◆ AIM OF THE EXERCISE: For each line below that includes the word "shown", make a copy.

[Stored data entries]

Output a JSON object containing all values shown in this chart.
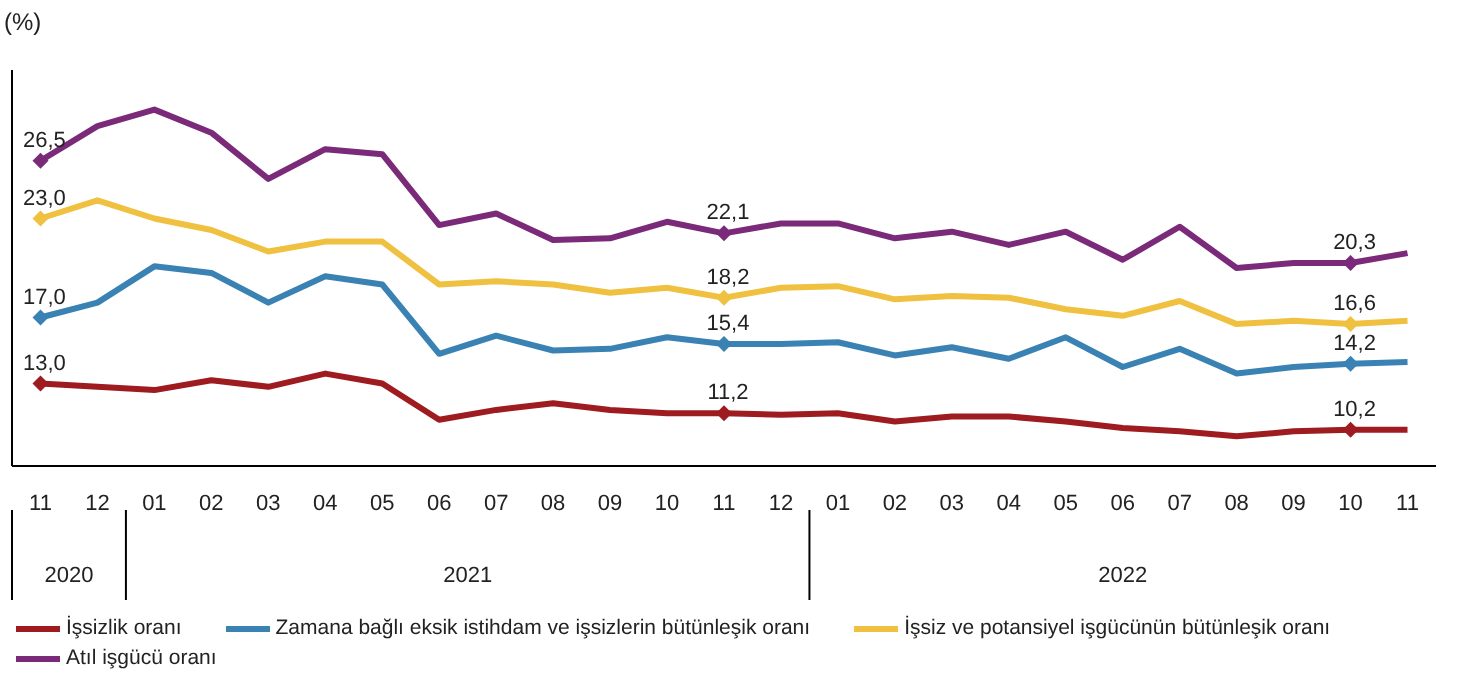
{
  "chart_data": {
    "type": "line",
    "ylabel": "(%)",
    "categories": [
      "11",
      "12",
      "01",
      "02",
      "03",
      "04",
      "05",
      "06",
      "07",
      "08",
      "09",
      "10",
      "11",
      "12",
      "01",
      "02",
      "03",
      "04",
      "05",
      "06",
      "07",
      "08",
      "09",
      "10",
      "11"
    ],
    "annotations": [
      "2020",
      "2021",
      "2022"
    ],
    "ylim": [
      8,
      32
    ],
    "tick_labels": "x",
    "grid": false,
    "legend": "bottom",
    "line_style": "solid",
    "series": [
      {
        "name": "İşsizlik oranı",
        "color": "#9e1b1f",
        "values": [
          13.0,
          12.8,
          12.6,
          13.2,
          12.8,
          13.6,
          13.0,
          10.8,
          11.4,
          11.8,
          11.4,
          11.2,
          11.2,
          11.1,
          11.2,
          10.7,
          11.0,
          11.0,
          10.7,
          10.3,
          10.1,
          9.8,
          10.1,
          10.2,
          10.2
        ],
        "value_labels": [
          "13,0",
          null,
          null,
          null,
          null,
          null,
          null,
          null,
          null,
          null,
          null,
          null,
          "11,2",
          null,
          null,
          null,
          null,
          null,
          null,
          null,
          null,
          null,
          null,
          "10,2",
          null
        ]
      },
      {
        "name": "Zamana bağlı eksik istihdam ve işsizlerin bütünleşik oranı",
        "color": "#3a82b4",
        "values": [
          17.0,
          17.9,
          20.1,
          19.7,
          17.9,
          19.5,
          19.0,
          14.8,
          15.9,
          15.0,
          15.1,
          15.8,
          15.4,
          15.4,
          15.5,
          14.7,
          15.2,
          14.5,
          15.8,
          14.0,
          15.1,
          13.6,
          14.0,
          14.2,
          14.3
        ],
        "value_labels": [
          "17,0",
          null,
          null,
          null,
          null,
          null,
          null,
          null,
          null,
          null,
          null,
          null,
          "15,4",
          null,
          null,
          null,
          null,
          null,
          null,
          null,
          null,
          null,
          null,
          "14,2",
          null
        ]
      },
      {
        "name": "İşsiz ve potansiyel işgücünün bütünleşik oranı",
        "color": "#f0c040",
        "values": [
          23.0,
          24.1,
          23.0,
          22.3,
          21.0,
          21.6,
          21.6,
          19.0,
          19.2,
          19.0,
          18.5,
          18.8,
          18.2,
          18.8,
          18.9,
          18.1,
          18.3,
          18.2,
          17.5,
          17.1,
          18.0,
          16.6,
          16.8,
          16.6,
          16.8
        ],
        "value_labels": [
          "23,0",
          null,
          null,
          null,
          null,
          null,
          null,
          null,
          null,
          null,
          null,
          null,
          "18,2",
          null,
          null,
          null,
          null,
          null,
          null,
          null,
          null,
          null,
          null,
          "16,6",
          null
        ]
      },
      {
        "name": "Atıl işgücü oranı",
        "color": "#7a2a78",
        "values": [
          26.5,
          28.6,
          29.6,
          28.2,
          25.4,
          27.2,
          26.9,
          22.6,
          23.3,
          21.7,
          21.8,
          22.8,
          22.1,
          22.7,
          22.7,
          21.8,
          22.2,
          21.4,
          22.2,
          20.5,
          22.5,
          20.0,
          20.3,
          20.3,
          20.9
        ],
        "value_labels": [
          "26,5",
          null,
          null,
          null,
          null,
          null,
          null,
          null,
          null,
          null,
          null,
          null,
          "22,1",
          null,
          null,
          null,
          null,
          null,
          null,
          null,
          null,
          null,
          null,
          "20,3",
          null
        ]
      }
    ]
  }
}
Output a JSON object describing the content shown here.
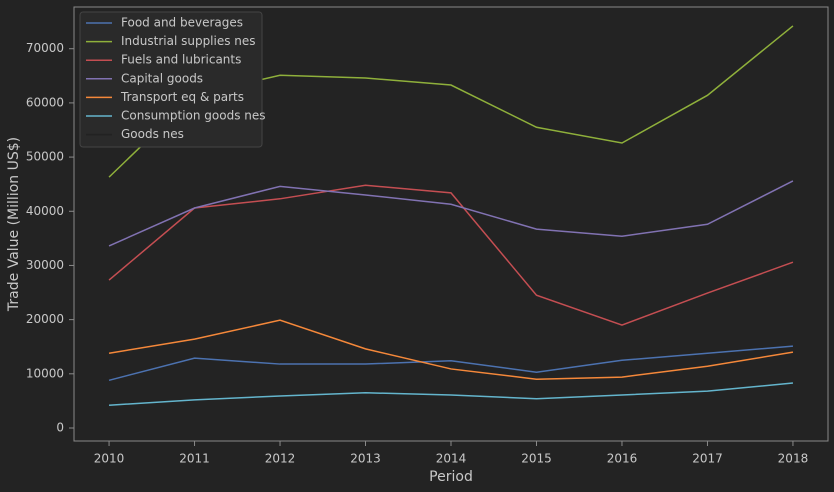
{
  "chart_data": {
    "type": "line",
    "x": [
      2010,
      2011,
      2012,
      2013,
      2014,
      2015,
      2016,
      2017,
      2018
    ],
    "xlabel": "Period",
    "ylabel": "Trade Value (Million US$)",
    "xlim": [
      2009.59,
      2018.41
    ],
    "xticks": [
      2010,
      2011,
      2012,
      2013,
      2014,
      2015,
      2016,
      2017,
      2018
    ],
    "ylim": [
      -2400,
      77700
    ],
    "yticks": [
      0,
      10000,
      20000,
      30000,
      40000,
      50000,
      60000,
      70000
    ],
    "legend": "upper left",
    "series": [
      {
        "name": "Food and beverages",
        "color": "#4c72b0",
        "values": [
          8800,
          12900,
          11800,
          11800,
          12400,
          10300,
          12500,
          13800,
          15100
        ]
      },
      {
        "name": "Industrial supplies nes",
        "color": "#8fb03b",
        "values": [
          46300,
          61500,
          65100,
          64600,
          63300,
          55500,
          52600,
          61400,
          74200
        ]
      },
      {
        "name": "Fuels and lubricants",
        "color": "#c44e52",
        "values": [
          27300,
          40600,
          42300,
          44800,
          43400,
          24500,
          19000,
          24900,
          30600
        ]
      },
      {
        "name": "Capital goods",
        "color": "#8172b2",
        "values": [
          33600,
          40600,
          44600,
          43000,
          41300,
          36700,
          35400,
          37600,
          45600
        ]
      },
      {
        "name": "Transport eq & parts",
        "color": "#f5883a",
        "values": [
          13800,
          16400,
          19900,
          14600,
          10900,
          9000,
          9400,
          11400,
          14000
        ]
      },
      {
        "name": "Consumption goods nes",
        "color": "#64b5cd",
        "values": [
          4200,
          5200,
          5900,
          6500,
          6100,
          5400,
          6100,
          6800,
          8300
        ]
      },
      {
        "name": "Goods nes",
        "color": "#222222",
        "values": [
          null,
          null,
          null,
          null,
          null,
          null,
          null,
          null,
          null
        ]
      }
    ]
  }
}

◆ RESPONSE FOR THIS EXERCISE:
Output a JSON object containing all values shown in this chart.
Output a JSON object describing the content shown here.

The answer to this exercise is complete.